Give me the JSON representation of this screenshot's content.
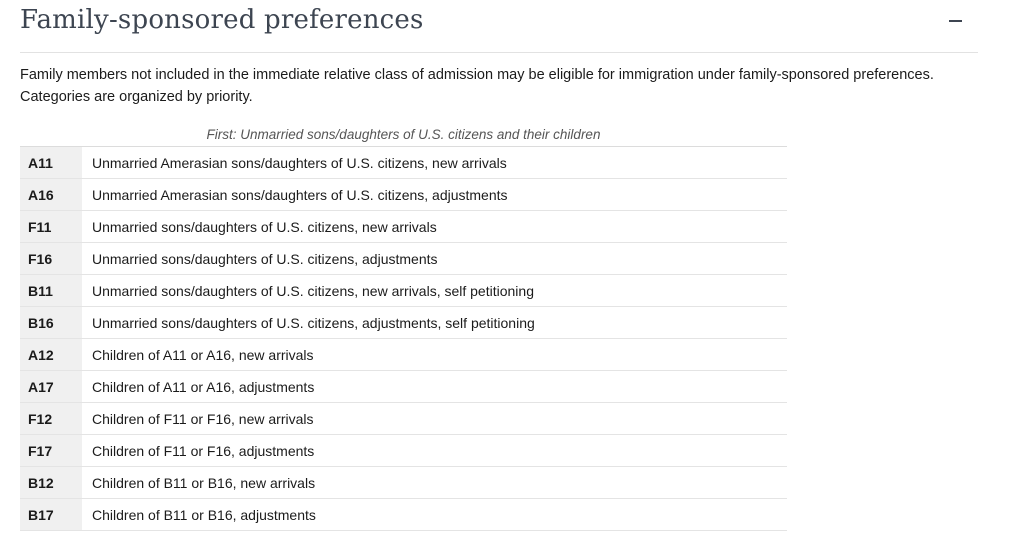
{
  "section": {
    "title": "Family-sponsored preferences",
    "toggle_symbol": "–",
    "toggle_icon": "minus-icon"
  },
  "intro": "Family members not included in the immediate relative class of admission may be eligible for immigration under family-sponsored preferences. Categories are organized by priority.",
  "table": {
    "caption": "First: Unmarried sons/daughters of U.S. citizens and their children",
    "rows": [
      {
        "code": "A11",
        "description": "Unmarried Amerasian sons/daughters of U.S. citizens, new arrivals"
      },
      {
        "code": "A16",
        "description": "Unmarried Amerasian sons/daughters of U.S. citizens, adjustments"
      },
      {
        "code": "F11",
        "description": "Unmarried sons/daughters of U.S. citizens, new arrivals"
      },
      {
        "code": "F16",
        "description": "Unmarried sons/daughters of U.S. citizens, adjustments"
      },
      {
        "code": "B11",
        "description": "Unmarried sons/daughters of U.S. citizens, new arrivals, self petitioning"
      },
      {
        "code": "B16",
        "description": "Unmarried sons/daughters of U.S. citizens, adjustments, self petitioning"
      },
      {
        "code": "A12",
        "description": "Children of A11 or A16, new arrivals"
      },
      {
        "code": "A17",
        "description": "Children of A11 or A16, adjustments"
      },
      {
        "code": "F12",
        "description": "Children of F11 or F16, new arrivals"
      },
      {
        "code": "F17",
        "description": "Children of F11 or F16, adjustments"
      },
      {
        "code": "B12",
        "description": "Children of B11 or B16, new arrivals"
      },
      {
        "code": "B17",
        "description": "Children of B11 or B16, adjustments"
      }
    ]
  }
}
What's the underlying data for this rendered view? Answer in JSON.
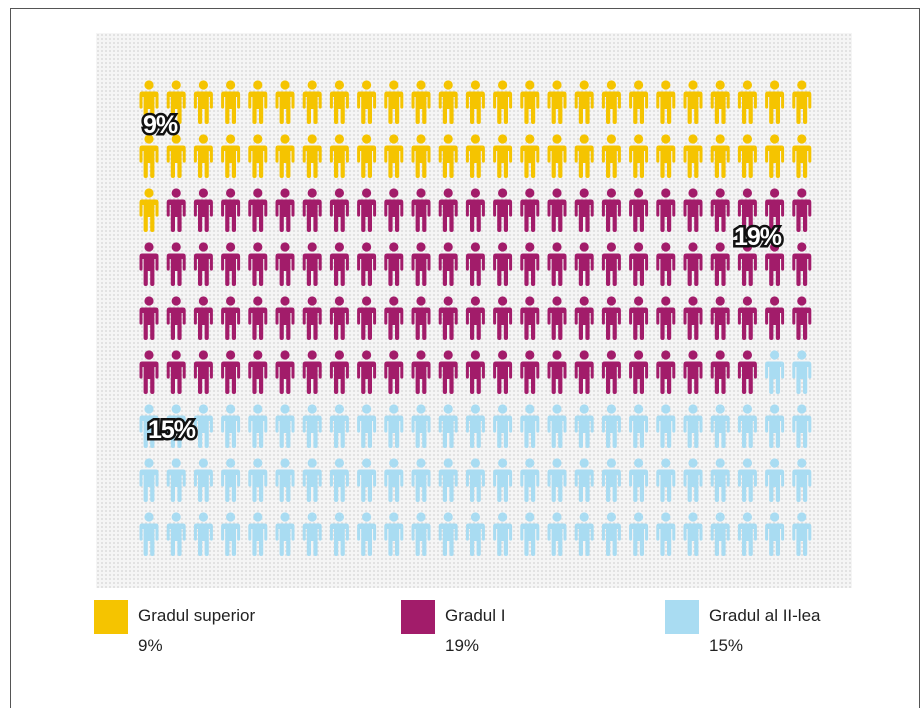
{
  "chart_data": {
    "type": "pictogram",
    "unit": "person",
    "grid_columns": 25,
    "grid_rows": 9,
    "categories": [
      "Gradul superior",
      "Gradul I",
      "Gradul al II-lea"
    ],
    "series": [
      {
        "name": "Gradul superior",
        "value_label": "9%",
        "value": 9,
        "icon_count": 51,
        "color": "#f5c400"
      },
      {
        "name": "Gradul I",
        "value_label": "19%",
        "value": 19,
        "icon_count": 97,
        "color": "#a21c6a"
      },
      {
        "name": "Gradul al II-lea",
        "value_label": "15%",
        "value": 15,
        "icon_count": 77,
        "color": "#a9dcf2"
      }
    ],
    "legend_position": "bottom"
  }
}
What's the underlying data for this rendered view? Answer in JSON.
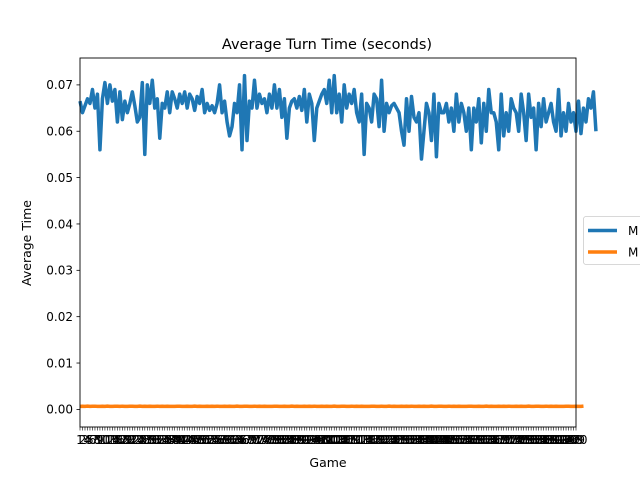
{
  "chart_data": {
    "type": "line",
    "title": "Average Turn Time (seconds)",
    "xlabel": "Game",
    "ylabel": "Average Time",
    "ylim": [
      -0.0038,
      0.0758
    ],
    "yticks": [
      "0.00",
      "0.01",
      "0.02",
      "0.03",
      "0.04",
      "0.05",
      "0.06",
      "0.07"
    ],
    "xlim": [
      1,
      200
    ],
    "grid": false,
    "legend": {
      "placement": "right-outside",
      "entries": [
        "M",
        "M"
      ]
    },
    "colors": [
      "#1f77b4",
      "#ff7f0e"
    ],
    "series": [
      {
        "name": "M",
        "values": [
          0.0665,
          0.064,
          0.0655,
          0.067,
          0.066,
          0.069,
          0.065,
          0.068,
          0.056,
          0.067,
          0.0705,
          0.066,
          0.07,
          0.0665,
          0.069,
          0.062,
          0.0685,
          0.0625,
          0.0665,
          0.064,
          0.066,
          0.0685,
          0.0655,
          0.062,
          0.063,
          0.0705,
          0.055,
          0.07,
          0.066,
          0.071,
          0.065,
          0.067,
          0.0585,
          0.066,
          0.065,
          0.0685,
          0.064,
          0.0685,
          0.067,
          0.065,
          0.068,
          0.066,
          0.0685,
          0.065,
          0.068,
          0.067,
          0.0645,
          0.0675,
          0.066,
          0.069,
          0.064,
          0.066,
          0.0645,
          0.0655,
          0.064,
          0.066,
          0.07,
          0.064,
          0.0665,
          0.062,
          0.059,
          0.061,
          0.066,
          0.064,
          0.07,
          0.056,
          0.072,
          0.058,
          0.0665,
          0.065,
          0.071,
          0.065,
          0.068,
          0.066,
          0.067,
          0.064,
          0.068,
          0.065,
          0.07,
          0.065,
          0.069,
          0.063,
          0.067,
          0.0585,
          0.065,
          0.0665,
          0.067,
          0.065,
          0.0675,
          0.0645,
          0.069,
          0.062,
          0.068,
          0.066,
          0.058,
          0.065,
          0.0665,
          0.068,
          0.069,
          0.066,
          0.071,
          0.064,
          0.072,
          0.064,
          0.068,
          0.062,
          0.07,
          0.065,
          0.068,
          0.066,
          0.069,
          0.064,
          0.062,
          0.068,
          0.055,
          0.066,
          0.065,
          0.062,
          0.068,
          0.067,
          0.061,
          0.071,
          0.06,
          0.066,
          0.064,
          0.0655,
          0.066,
          0.065,
          0.064,
          0.06,
          0.057,
          0.067,
          0.06,
          0.0675,
          0.063,
          0.062,
          0.064,
          0.054,
          0.06,
          0.066,
          0.064,
          0.058,
          0.068,
          0.0545,
          0.066,
          0.064,
          0.064,
          0.066,
          0.062,
          0.065,
          0.06,
          0.068,
          0.062,
          0.066,
          0.064,
          0.06,
          0.065,
          0.056,
          0.065,
          0.062,
          0.067,
          0.0575,
          0.066,
          0.06,
          0.069,
          0.064,
          0.064,
          0.062,
          0.056,
          0.068,
          0.059,
          0.064,
          0.06,
          0.067,
          0.065,
          0.064,
          0.06,
          0.068,
          0.064,
          0.058,
          0.068,
          0.063,
          0.065,
          0.056,
          0.066,
          0.061,
          0.067,
          0.062,
          0.064,
          0.066,
          0.062,
          0.06,
          0.069,
          0.059,
          0.064,
          0.06,
          0.066,
          0.062,
          0.064,
          0.06,
          0.0665,
          0.0595,
          0.065,
          0.062,
          0.067,
          0.065,
          0.0685,
          0.06
        ]
      },
      {
        "name": "M",
        "values": [
          0.00065,
          0.00068,
          0.00066,
          0.0007,
          0.00064,
          0.00067,
          0.00069,
          0.00065,
          0.00066,
          0.00068,
          0.00064,
          0.0007,
          0.00066,
          0.00065,
          0.00068,
          0.00067,
          0.00064,
          0.00069,
          0.00066,
          0.00065,
          0.00067,
          0.00068,
          0.00064,
          0.00066,
          0.0007,
          0.00065,
          0.00067,
          0.00066,
          0.00068,
          0.00064,
          0.00066,
          0.00069,
          0.00065,
          0.00067,
          0.00066,
          0.00068,
          0.00064,
          0.00066,
          0.00065,
          0.00067,
          0.00069,
          0.00066,
          0.00064,
          0.00068,
          0.00066,
          0.00065,
          0.0007,
          0.00066,
          0.00067,
          0.00064,
          0.00066,
          0.00068,
          0.00065,
          0.00067,
          0.00066,
          0.00069,
          0.00064,
          0.00066,
          0.00068,
          0.00065,
          0.00067,
          0.00066,
          0.00064,
          0.0007,
          0.00066,
          0.00065,
          0.00068,
          0.00067,
          0.00064,
          0.00066,
          0.00069,
          0.00065,
          0.00067,
          0.00066,
          0.00068,
          0.00064,
          0.00066,
          0.00065,
          0.00067,
          0.00069,
          0.00066,
          0.00064,
          0.00068,
          0.00066,
          0.00065,
          0.0007,
          0.00066,
          0.00067,
          0.00064,
          0.00066,
          0.00068,
          0.00065,
          0.00067,
          0.00066,
          0.00069,
          0.00064,
          0.00066,
          0.00068,
          0.00065,
          0.00067,
          0.00066,
          0.00064,
          0.0007,
          0.00066,
          0.00065,
          0.00068,
          0.00067,
          0.00064,
          0.00066,
          0.00069,
          0.00065,
          0.00067,
          0.00066,
          0.00068,
          0.00064,
          0.00066,
          0.00065,
          0.00067,
          0.00069,
          0.00066,
          0.00064,
          0.00068,
          0.00066,
          0.00065,
          0.0007,
          0.00066,
          0.00067,
          0.00064,
          0.00066,
          0.00068,
          0.00065,
          0.00067,
          0.00066,
          0.00069,
          0.00064,
          0.00066,
          0.00068,
          0.00065,
          0.00067,
          0.00066,
          0.00064,
          0.0007,
          0.00066,
          0.00065,
          0.00068,
          0.00067,
          0.00064,
          0.00066,
          0.00069,
          0.00065,
          0.00067,
          0.00066,
          0.00068,
          0.00064,
          0.00066,
          0.00065,
          0.00067,
          0.00069,
          0.00066,
          0.00064,
          0.00068,
          0.00066,
          0.00065,
          0.0007,
          0.00066,
          0.00067,
          0.00064,
          0.00066,
          0.00068,
          0.00065,
          0.00067,
          0.00066,
          0.00069,
          0.00064,
          0.00066,
          0.00068,
          0.00065,
          0.00067,
          0.00066,
          0.00064,
          0.0007,
          0.00066,
          0.00065,
          0.00068,
          0.00067,
          0.00064,
          0.00066,
          0.00069,
          0.00065,
          0.00067,
          0.00066,
          0.00068,
          0.00064,
          0.00066,
          0.00065,
          0.00067,
          0.00069,
          0.00066,
          0.00064,
          0.00068,
          0.00066,
          0.00065,
          0.0007
        ]
      }
    ]
  }
}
··········
▸ TASK GOAL
Copy each line of the records containing the string "code".

▸ RESULT
        "code": "A11",
        "code": "A16",
        "code": "F11",
        "code": "F16",
        "code": "B11",
        "code": "B16",
        "code": "A12",
        "code": "A17",
        "code": "F12",
        "code": "F17",
        "code": "B12",
        "code": "B17",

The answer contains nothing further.